## To do
Extract every entry word for word. Skip the pictures.

## Record set
# # # # #

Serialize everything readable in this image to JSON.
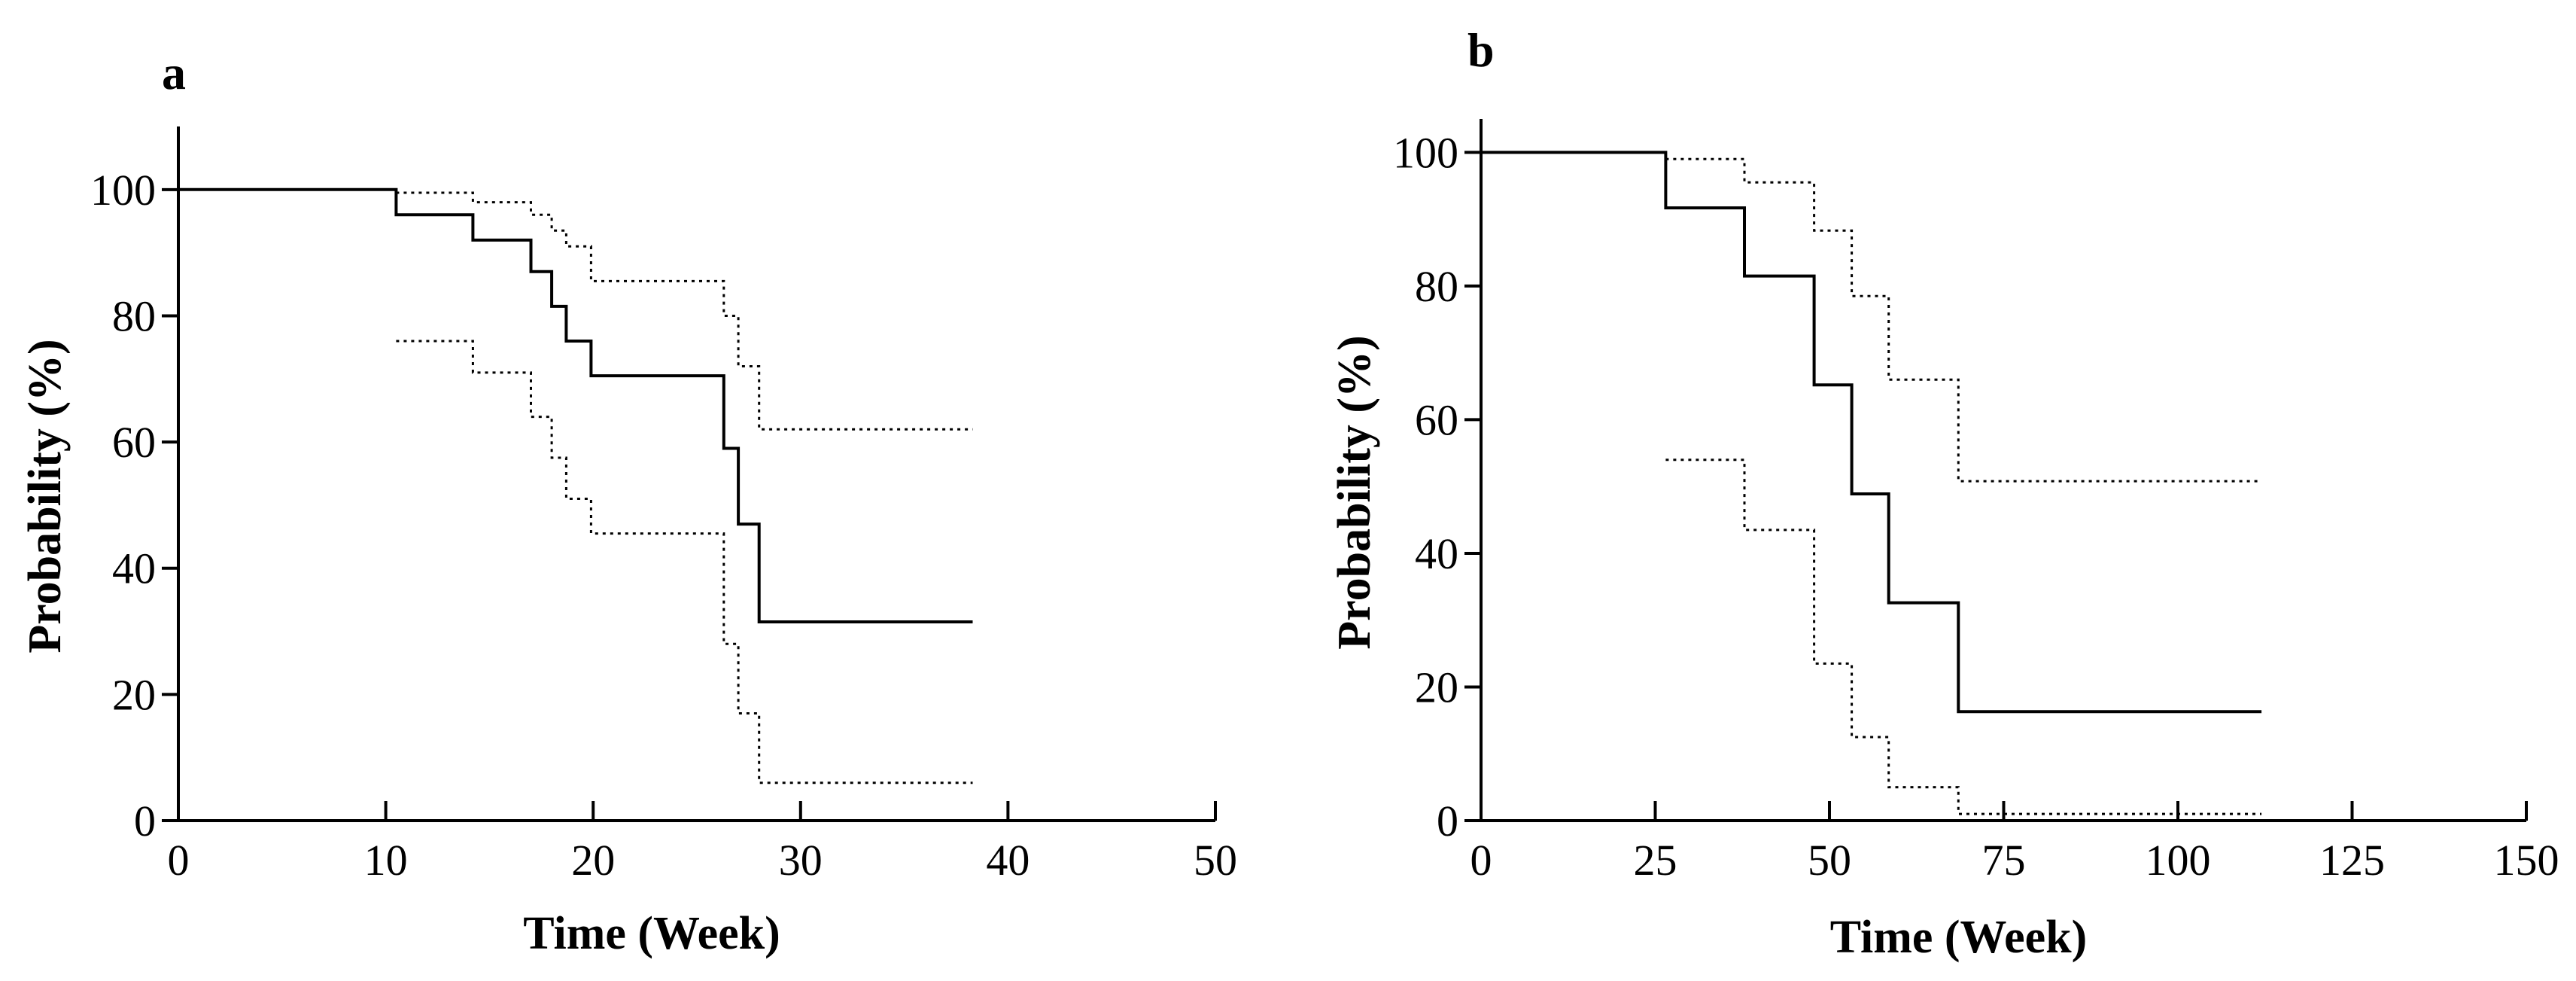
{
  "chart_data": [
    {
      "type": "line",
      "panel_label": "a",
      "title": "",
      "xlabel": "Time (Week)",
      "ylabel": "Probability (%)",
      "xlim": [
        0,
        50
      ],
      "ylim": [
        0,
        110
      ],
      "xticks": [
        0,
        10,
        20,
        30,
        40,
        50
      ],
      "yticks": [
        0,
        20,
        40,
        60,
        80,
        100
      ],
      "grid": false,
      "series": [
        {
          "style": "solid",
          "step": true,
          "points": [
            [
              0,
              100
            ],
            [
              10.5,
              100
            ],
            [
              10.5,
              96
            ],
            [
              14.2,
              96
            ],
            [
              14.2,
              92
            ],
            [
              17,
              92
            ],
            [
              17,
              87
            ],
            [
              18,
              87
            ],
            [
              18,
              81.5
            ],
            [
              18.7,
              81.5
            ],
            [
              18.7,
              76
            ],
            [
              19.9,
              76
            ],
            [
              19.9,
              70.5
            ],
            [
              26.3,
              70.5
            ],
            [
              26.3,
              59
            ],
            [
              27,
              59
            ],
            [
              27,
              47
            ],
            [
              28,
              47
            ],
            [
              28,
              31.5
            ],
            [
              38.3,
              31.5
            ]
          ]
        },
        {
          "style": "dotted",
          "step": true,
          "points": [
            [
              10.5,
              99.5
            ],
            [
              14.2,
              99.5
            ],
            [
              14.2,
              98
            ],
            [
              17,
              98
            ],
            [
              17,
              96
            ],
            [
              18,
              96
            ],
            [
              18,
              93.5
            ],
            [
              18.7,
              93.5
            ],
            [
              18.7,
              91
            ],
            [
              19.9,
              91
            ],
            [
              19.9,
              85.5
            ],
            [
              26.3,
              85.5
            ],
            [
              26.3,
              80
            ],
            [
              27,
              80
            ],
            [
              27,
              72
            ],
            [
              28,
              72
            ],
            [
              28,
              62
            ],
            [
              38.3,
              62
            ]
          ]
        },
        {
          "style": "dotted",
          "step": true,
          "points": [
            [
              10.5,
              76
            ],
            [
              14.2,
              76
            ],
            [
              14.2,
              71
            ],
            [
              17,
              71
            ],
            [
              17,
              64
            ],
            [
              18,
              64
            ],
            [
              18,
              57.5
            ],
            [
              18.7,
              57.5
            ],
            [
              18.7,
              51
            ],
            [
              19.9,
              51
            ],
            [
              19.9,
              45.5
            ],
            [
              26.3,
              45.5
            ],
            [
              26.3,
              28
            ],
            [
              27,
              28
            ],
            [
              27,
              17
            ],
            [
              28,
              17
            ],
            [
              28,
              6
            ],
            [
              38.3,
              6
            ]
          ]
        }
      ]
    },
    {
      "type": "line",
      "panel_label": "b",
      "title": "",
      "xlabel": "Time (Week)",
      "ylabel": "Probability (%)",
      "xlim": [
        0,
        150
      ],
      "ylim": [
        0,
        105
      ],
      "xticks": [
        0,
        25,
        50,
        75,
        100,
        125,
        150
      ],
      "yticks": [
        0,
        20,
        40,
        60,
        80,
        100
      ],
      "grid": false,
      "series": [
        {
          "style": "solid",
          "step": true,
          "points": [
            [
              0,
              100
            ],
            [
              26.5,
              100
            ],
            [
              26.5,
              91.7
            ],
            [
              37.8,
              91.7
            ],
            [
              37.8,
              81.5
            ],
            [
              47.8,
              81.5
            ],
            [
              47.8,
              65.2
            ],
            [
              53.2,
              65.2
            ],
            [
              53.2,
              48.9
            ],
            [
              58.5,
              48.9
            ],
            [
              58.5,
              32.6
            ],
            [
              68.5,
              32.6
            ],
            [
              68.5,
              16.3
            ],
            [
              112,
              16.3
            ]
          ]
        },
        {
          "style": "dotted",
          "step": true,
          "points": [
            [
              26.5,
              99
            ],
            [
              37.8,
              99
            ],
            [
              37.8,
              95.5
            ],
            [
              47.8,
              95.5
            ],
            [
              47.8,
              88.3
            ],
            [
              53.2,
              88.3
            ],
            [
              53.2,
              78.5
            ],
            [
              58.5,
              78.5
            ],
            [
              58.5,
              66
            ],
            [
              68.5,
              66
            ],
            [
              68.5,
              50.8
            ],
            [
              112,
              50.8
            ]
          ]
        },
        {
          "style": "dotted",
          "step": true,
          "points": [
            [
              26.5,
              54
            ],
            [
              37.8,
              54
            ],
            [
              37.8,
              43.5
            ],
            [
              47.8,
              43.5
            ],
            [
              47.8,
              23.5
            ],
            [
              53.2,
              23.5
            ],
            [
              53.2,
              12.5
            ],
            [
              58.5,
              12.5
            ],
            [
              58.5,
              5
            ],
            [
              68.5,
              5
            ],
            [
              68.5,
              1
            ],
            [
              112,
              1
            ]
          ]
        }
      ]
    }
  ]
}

# # # # #

## Written response
Serialize everything readable in this image to JSON.
{
  "chart_data": [
    {
      "type": "line",
      "panel_label": "a",
      "title": "",
      "xlabel": "Time (Week)",
      "ylabel": "Probability (%)",
      "xlim": [
        0,
        50
      ],
      "ylim": [
        0,
        110
      ],
      "xticks": [
        0,
        10,
        20,
        30,
        40,
        50
      ],
      "yticks": [
        0,
        20,
        40,
        60,
        80,
        100
      ],
      "grid": false,
      "series": [
        {
          "style": "solid",
          "step": true,
          "points": [
            [
              0,
              100
            ],
            [
              10.5,
              100
            ],
            [
              10.5,
              96
            ],
            [
              14.2,
              96
            ],
            [
              14.2,
              92
            ],
            [
              17,
              92
            ],
            [
              17,
              87
            ],
            [
              18,
              87
            ],
            [
              18,
              81.5
            ],
            [
              18.7,
              81.5
            ],
            [
              18.7,
              76
            ],
            [
              19.9,
              76
            ],
            [
              19.9,
              70.5
            ],
            [
              26.3,
              70.5
            ],
            [
              26.3,
              59
            ],
            [
              27,
              59
            ],
            [
              27,
              47
            ],
            [
              28,
              47
            ],
            [
              28,
              31.5
            ],
            [
              38.3,
              31.5
            ]
          ]
        },
        {
          "style": "dotted",
          "step": true,
          "points": [
            [
              10.5,
              99.5
            ],
            [
              14.2,
              99.5
            ],
            [
              14.2,
              98
            ],
            [
              17,
              98
            ],
            [
              17,
              96
            ],
            [
              18,
              96
            ],
            [
              18,
              93.5
            ],
            [
              18.7,
              93.5
            ],
            [
              18.7,
              91
            ],
            [
              19.9,
              91
            ],
            [
              19.9,
              85.5
            ],
            [
              26.3,
              85.5
            ],
            [
              26.3,
              80
            ],
            [
              27,
              80
            ],
            [
              27,
              72
            ],
            [
              28,
              72
            ],
            [
              28,
              62
            ],
            [
              38.3,
              62
            ]
          ]
        },
        {
          "style": "dotted",
          "step": true,
          "points": [
            [
              10.5,
              76
            ],
            [
              14.2,
              76
            ],
            [
              14.2,
              71
            ],
            [
              17,
              71
            ],
            [
              17,
              64
            ],
            [
              18,
              64
            ],
            [
              18,
              57.5
            ],
            [
              18.7,
              57.5
            ],
            [
              18.7,
              51
            ],
            [
              19.9,
              51
            ],
            [
              19.9,
              45.5
            ],
            [
              26.3,
              45.5
            ],
            [
              26.3,
              28
            ],
            [
              27,
              28
            ],
            [
              27,
              17
            ],
            [
              28,
              17
            ],
            [
              28,
              6
            ],
            [
              38.3,
              6
            ]
          ]
        }
      ]
    },
    {
      "type": "line",
      "panel_label": "b",
      "title": "",
      "xlabel": "Time (Week)",
      "ylabel": "Probability (%)",
      "xlim": [
        0,
        150
      ],
      "ylim": [
        0,
        105
      ],
      "xticks": [
        0,
        25,
        50,
        75,
        100,
        125,
        150
      ],
      "yticks": [
        0,
        20,
        40,
        60,
        80,
        100
      ],
      "grid": false,
      "series": [
        {
          "style": "solid",
          "step": true,
          "points": [
            [
              0,
              100
            ],
            [
              26.5,
              100
            ],
            [
              26.5,
              91.7
            ],
            [
              37.8,
              91.7
            ],
            [
              37.8,
              81.5
            ],
            [
              47.8,
              81.5
            ],
            [
              47.8,
              65.2
            ],
            [
              53.2,
              65.2
            ],
            [
              53.2,
              48.9
            ],
            [
              58.5,
              48.9
            ],
            [
              58.5,
              32.6
            ],
            [
              68.5,
              32.6
            ],
            [
              68.5,
              16.3
            ],
            [
              112,
              16.3
            ]
          ]
        },
        {
          "style": "dotted",
          "step": true,
          "points": [
            [
              26.5,
              99
            ],
            [
              37.8,
              99
            ],
            [
              37.8,
              95.5
            ],
            [
              47.8,
              95.5
            ],
            [
              47.8,
              88.3
            ],
            [
              53.2,
              88.3
            ],
            [
              53.2,
              78.5
            ],
            [
              58.5,
              78.5
            ],
            [
              58.5,
              66
            ],
            [
              68.5,
              66
            ],
            [
              68.5,
              50.8
            ],
            [
              112,
              50.8
            ]
          ]
        },
        {
          "style": "dotted",
          "step": true,
          "points": [
            [
              26.5,
              54
            ],
            [
              37.8,
              54
            ],
            [
              37.8,
              43.5
            ],
            [
              47.8,
              43.5
            ],
            [
              47.8,
              23.5
            ],
            [
              53.2,
              23.5
            ],
            [
              53.2,
              12.5
            ],
            [
              58.5,
              12.5
            ],
            [
              58.5,
              5
            ],
            [
              68.5,
              5
            ],
            [
              68.5,
              1
            ],
            [
              112,
              1
            ]
          ]
        }
      ]
    }
  ]
}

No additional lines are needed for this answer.